• WHAT TO WORK ON: Copy everything in the data below exactly except the pictures.

• DATA ROWS:
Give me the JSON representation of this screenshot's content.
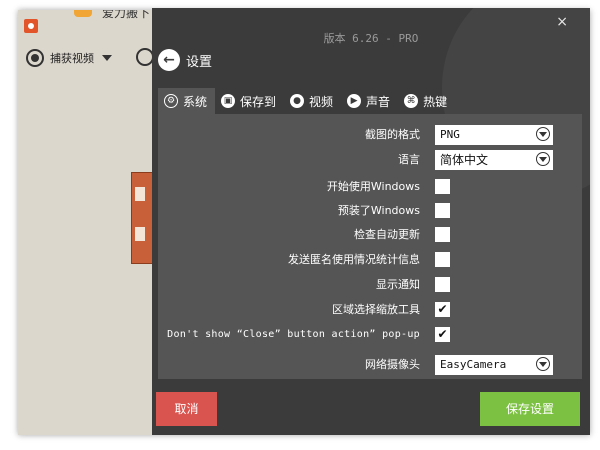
{
  "background_app": {
    "title_partial": "爱力搬下",
    "capture_label": "捕获视频",
    "logo_color": "#e2552a"
  },
  "dialog": {
    "version": "版本 6.26 - PRO",
    "close": "×",
    "back_label": "设置",
    "tabs": [
      {
        "label": "系统",
        "icon": "settings-icon",
        "active": true
      },
      {
        "label": "保存到",
        "icon": "folder-icon",
        "active": false
      },
      {
        "label": "视频",
        "icon": "record-icon",
        "active": false
      },
      {
        "label": "声音",
        "icon": "speaker-icon",
        "active": false
      },
      {
        "label": "热键",
        "icon": "hotkey-icon",
        "active": false
      }
    ],
    "settings": {
      "screenshot_format": {
        "label": "截图的格式",
        "value": "PNG"
      },
      "language": {
        "label": "语言",
        "value": "简体中文"
      },
      "start_with_windows": {
        "label": "开始使用Windows",
        "checked": false
      },
      "preinstalled_windows": {
        "label": "预装了Windows",
        "checked": false
      },
      "auto_update": {
        "label": "检查自动更新",
        "checked": false
      },
      "anonymous_stats": {
        "label": "发送匿名使用情况统计信息",
        "checked": false
      },
      "show_notifications": {
        "label": "显示通知",
        "checked": false
      },
      "zoom_tool": {
        "label": "区域选择缩放工具",
        "checked": true
      },
      "close_popup": {
        "label": "Don't show “Close” button action” pop-up",
        "checked": true
      },
      "webcam": {
        "label": "网络摄像头",
        "value": "EasyCamera"
      }
    },
    "cancel_label": "取消",
    "save_label": "保存设置",
    "colors": {
      "dialog_bg": "#3b3b3b",
      "panel_bg": "#555555",
      "cancel": "#d9534f",
      "save": "#7dc142"
    }
  }
}
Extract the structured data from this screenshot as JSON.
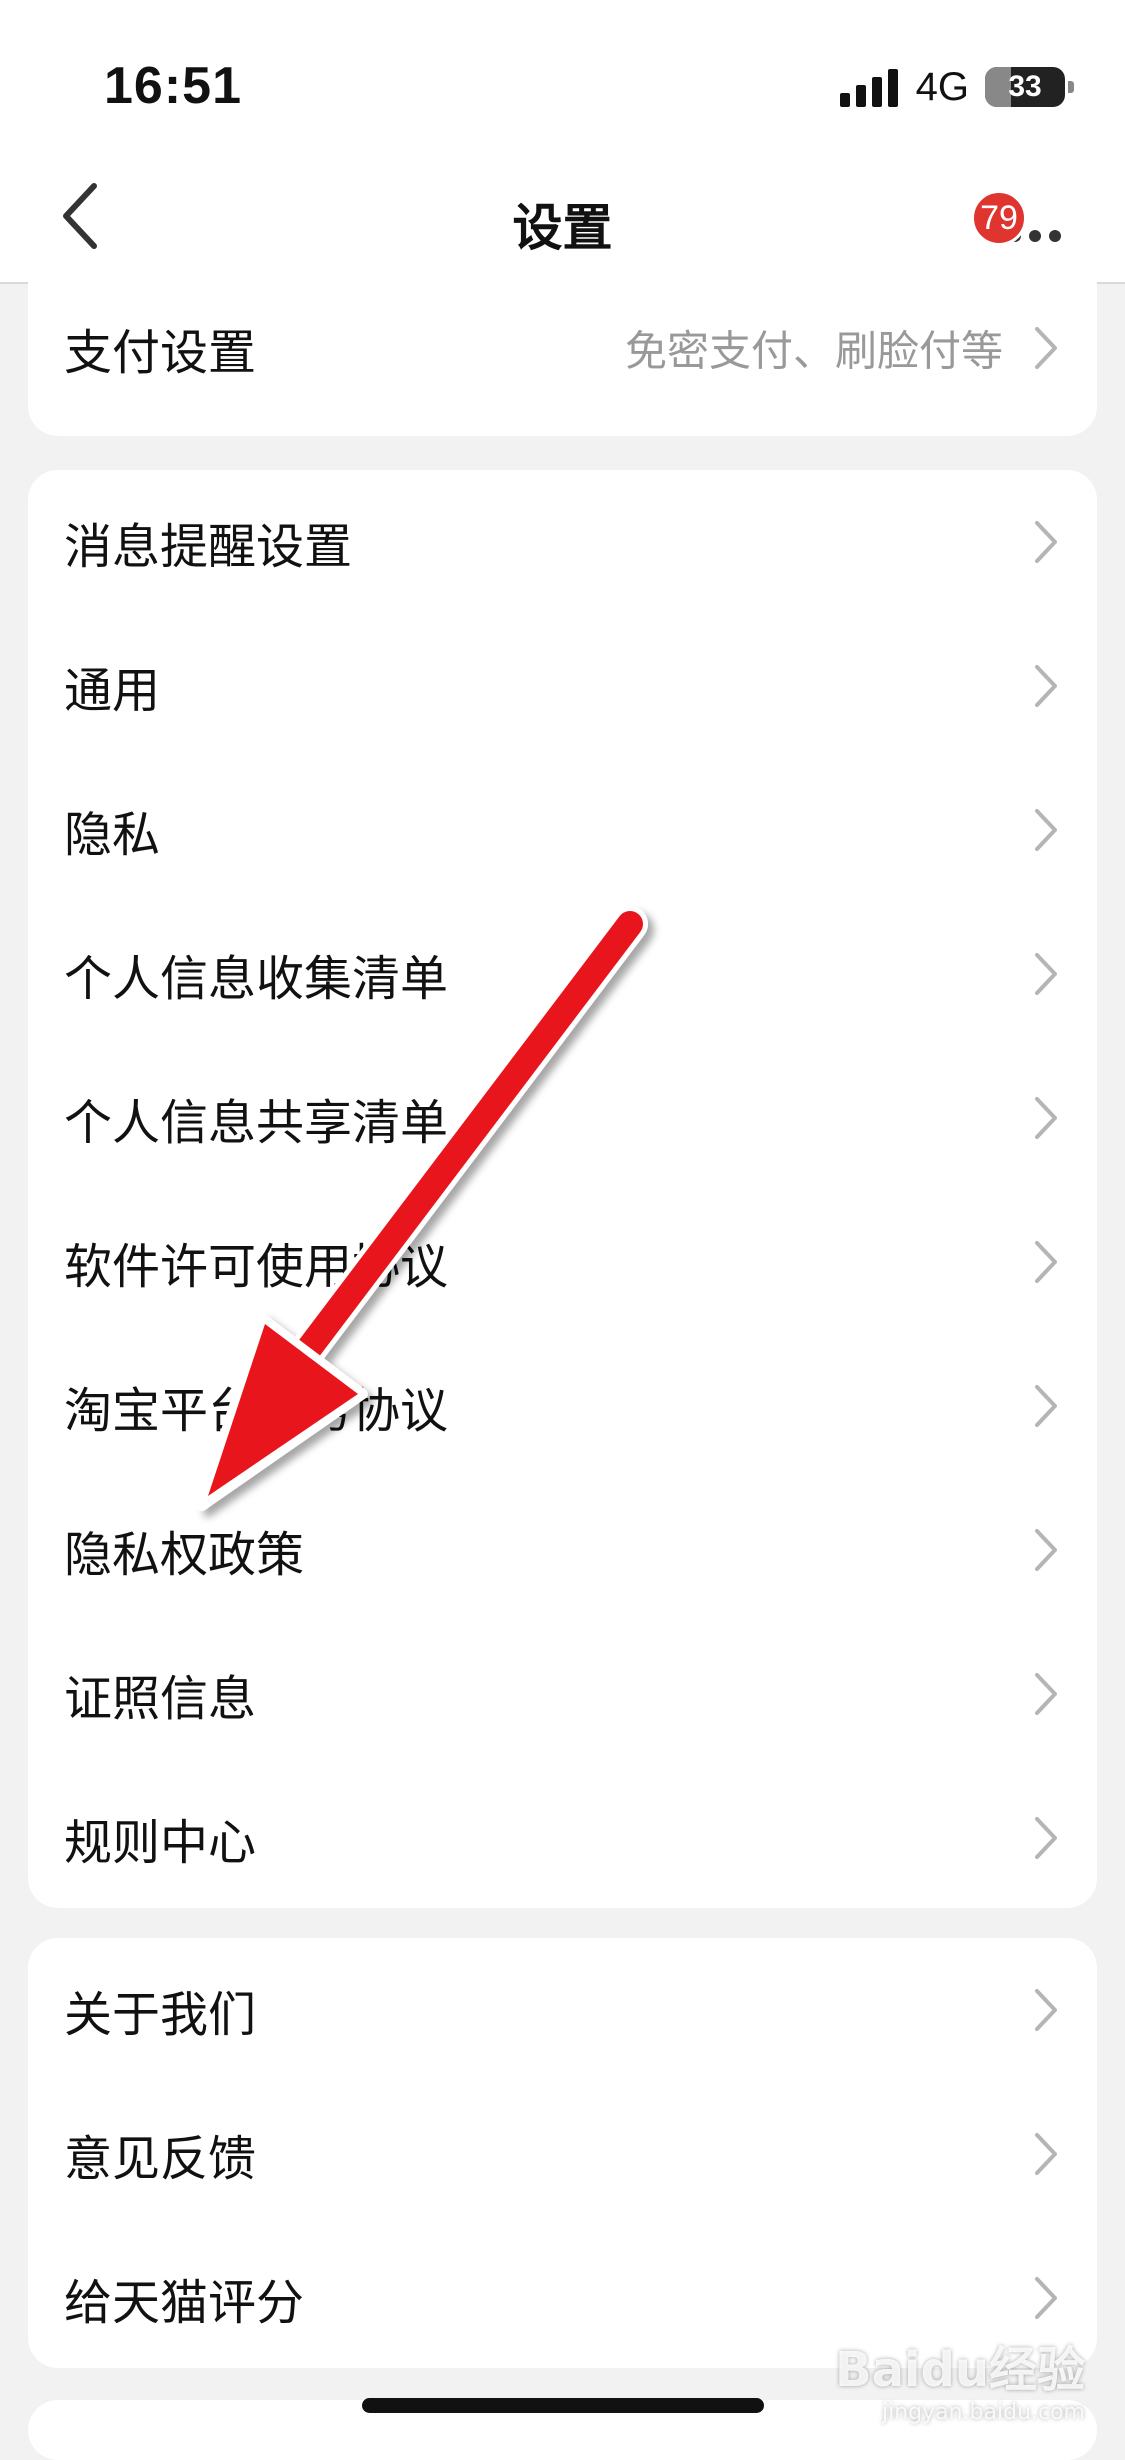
{
  "status_bar": {
    "time": "16:51",
    "network": "4G",
    "battery": "33",
    "battery_level": 0.33
  },
  "nav": {
    "title": "设置",
    "badge_count": "79",
    "back_icon": "chevron-left-icon",
    "more_icon": "more-dots-icon"
  },
  "group1": [
    {
      "label": "支付设置",
      "value": "免密支付、刷脸付等"
    }
  ],
  "group2": [
    {
      "label": "消息提醒设置"
    },
    {
      "label": "通用"
    },
    {
      "label": "隐私"
    },
    {
      "label": "个人信息收集清单"
    },
    {
      "label": "个人信息共享清单"
    },
    {
      "label": "软件许可使用协议"
    },
    {
      "label": "淘宝平台服务协议"
    },
    {
      "label": "隐私权政策"
    },
    {
      "label": "证照信息"
    },
    {
      "label": "规则中心"
    }
  ],
  "group3": [
    {
      "label": "关于我们"
    },
    {
      "label": "意见反馈"
    },
    {
      "label": "给天猫评分"
    }
  ],
  "annotation": {
    "arrow_color": "#e8151b",
    "arrow_target": "隐私权政策"
  },
  "watermark": {
    "text": "Baidu经验",
    "sub": "jingyan.baidu.com"
  }
}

• COMPLETE RESPONSE:
Give me the JSON representation of this screenshot's content.
{
  "background_app": {
    "title_partial": "爱力搬下",
    "capture_label": "捕获视频",
    "logo_color": "#e2552a"
  },
  "dialog": {
    "version": "版本 6.26 - PRO",
    "close": "×",
    "back_label": "设置",
    "tabs": [
      {
        "label": "系统",
        "icon": "settings-icon",
        "active": true
      },
      {
        "label": "保存到",
        "icon": "folder-icon",
        "active": false
      },
      {
        "label": "视频",
        "icon": "record-icon",
        "active": false
      },
      {
        "label": "声音",
        "icon": "speaker-icon",
        "active": false
      },
      {
        "label": "热键",
        "icon": "hotkey-icon",
        "active": false
      }
    ],
    "settings": {
      "screenshot_format": {
        "label": "截图的格式",
        "value": "PNG"
      },
      "language": {
        "label": "语言",
        "value": "简体中文"
      },
      "start_with_windows": {
        "label": "开始使用Windows",
        "checked": false
      },
      "preinstalled_windows": {
        "label": "预装了Windows",
        "checked": false
      },
      "auto_update": {
        "label": "检查自动更新",
        "checked": false
      },
      "anonymous_stats": {
        "label": "发送匿名使用情况统计信息",
        "checked": false
      },
      "show_notifications": {
        "label": "显示通知",
        "checked": false
      },
      "zoom_tool": {
        "label": "区域选择缩放工具",
        "checked": true
      },
      "close_popup": {
        "label": "Don't show “Close” button action” pop-up",
        "checked": true
      },
      "webcam": {
        "label": "网络摄像头",
        "value": "EasyCamera"
      }
    },
    "cancel_label": "取消",
    "save_label": "保存设置",
    "colors": {
      "dialog_bg": "#3b3b3b",
      "panel_bg": "#555555",
      "cancel": "#d9534f",
      "save": "#7dc142"
    }
  }
}
Extract the structured data from this screenshot as JSON.
{
  "status_bar": {
    "time": "16:51",
    "network": "4G",
    "battery": "33",
    "battery_level": 0.33
  },
  "nav": {
    "title": "设置",
    "badge_count": "79",
    "back_icon": "chevron-left-icon",
    "more_icon": "more-dots-icon"
  },
  "group1": [
    {
      "label": "支付设置",
      "value": "免密支付、刷脸付等"
    }
  ],
  "group2": [
    {
      "label": "消息提醒设置"
    },
    {
      "label": "通用"
    },
    {
      "label": "隐私"
    },
    {
      "label": "个人信息收集清单"
    },
    {
      "label": "个人信息共享清单"
    },
    {
      "label": "软件许可使用协议"
    },
    {
      "label": "淘宝平台服务协议"
    },
    {
      "label": "隐私权政策"
    },
    {
      "label": "证照信息"
    },
    {
      "label": "规则中心"
    }
  ],
  "group3": [
    {
      "label": "关于我们"
    },
    {
      "label": "意见反馈"
    },
    {
      "label": "给天猫评分"
    }
  ],
  "annotation": {
    "arrow_color": "#e8151b",
    "arrow_target": "隐私权政策"
  },
  "watermark": {
    "text": "Baidu经验",
    "sub": "jingyan.baidu.com"
  }
}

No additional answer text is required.